**Given exercise**
Wherever a line holds the word "always", copy that line out.

**Raw records**
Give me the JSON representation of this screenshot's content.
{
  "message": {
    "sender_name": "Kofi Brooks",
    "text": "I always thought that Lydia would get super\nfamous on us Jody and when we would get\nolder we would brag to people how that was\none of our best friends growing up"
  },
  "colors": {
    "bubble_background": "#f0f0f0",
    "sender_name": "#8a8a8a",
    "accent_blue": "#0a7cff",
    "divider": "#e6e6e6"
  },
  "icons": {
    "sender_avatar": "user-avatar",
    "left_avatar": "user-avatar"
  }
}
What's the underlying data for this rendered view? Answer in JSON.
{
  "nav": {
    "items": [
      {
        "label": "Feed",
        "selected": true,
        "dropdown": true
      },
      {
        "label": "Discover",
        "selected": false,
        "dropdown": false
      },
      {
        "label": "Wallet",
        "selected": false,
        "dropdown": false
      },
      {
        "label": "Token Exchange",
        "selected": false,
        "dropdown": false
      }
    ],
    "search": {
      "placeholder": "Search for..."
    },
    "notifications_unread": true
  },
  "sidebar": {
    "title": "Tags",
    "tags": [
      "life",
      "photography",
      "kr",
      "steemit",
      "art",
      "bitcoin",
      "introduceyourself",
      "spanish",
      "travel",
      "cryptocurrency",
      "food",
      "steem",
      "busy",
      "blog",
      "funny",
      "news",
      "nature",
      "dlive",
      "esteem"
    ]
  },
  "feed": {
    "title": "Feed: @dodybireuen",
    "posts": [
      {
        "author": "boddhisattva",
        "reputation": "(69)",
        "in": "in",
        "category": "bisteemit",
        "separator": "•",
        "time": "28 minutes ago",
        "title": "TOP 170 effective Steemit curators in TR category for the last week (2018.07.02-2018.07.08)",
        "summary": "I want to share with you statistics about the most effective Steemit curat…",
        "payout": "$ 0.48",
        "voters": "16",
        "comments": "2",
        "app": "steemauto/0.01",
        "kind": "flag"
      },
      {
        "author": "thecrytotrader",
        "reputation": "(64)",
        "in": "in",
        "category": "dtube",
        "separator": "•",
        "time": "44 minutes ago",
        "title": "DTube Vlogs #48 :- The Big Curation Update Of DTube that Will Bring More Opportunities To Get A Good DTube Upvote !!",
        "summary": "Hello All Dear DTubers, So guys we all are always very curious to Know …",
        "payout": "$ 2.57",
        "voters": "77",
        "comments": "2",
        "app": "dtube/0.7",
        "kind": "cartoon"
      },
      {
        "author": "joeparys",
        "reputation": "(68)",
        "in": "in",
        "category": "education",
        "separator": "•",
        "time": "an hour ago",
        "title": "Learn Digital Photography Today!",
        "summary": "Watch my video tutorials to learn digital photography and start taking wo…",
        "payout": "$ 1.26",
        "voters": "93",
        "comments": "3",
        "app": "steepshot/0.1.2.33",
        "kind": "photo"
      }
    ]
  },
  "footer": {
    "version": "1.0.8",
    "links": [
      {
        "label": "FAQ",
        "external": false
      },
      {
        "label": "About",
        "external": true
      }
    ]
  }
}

**Solution for this exercise**
    "text": "I always thought that Lydia would get super\nfamous on us Jody and when we would get\nolder we would brag to people how that was\none of our best friends growing up"
        "summary": "Hello All Dear DTubers, So guys we all are always very curious to Know …",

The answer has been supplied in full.